● Data provided:
* * * * * * *

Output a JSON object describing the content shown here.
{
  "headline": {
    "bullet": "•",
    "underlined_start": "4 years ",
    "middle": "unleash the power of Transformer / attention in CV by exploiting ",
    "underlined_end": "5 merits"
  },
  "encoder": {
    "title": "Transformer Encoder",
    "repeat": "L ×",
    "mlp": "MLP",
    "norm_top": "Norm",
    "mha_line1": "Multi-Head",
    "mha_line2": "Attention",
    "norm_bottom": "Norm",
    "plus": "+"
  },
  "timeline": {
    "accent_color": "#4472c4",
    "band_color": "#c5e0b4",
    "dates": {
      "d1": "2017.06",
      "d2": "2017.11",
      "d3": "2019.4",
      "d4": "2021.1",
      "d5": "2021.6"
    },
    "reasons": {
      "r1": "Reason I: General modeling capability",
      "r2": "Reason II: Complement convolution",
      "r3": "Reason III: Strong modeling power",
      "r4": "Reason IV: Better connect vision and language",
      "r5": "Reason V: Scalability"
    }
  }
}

* * * * * * *

● What is being asked: Please repeat all the records above exactly as they appear.

● The completed task:
Output a JSON object describing the content shown here.
{
  "headline": {
    "bullet": "•",
    "underlined_start": "4 years ",
    "middle": "unleash the power of Transformer / attention in CV by exploiting ",
    "underlined_end": "5 merits"
  },
  "encoder": {
    "title": "Transformer Encoder",
    "repeat": "L ×",
    "mlp": "MLP",
    "norm_top": "Norm",
    "mha_line1": "Multi-Head",
    "mha_line2": "Attention",
    "norm_bottom": "Norm",
    "plus": "+"
  },
  "timeline": {
    "accent_color": "#4472c4",
    "band_color": "#c5e0b4",
    "dates": {
      "d1": "2017.06",
      "d2": "2017.11",
      "d3": "2019.4",
      "d4": "2021.1",
      "d5": "2021.6"
    },
    "reasons": {
      "r1": "Reason I: General modeling capability",
      "r2": "Reason II: Complement convolution",
      "r3": "Reason III: Strong modeling power",
      "r4": "Reason IV: Better connect vision and language",
      "r5": "Reason V: Scalability"
    }
  }
}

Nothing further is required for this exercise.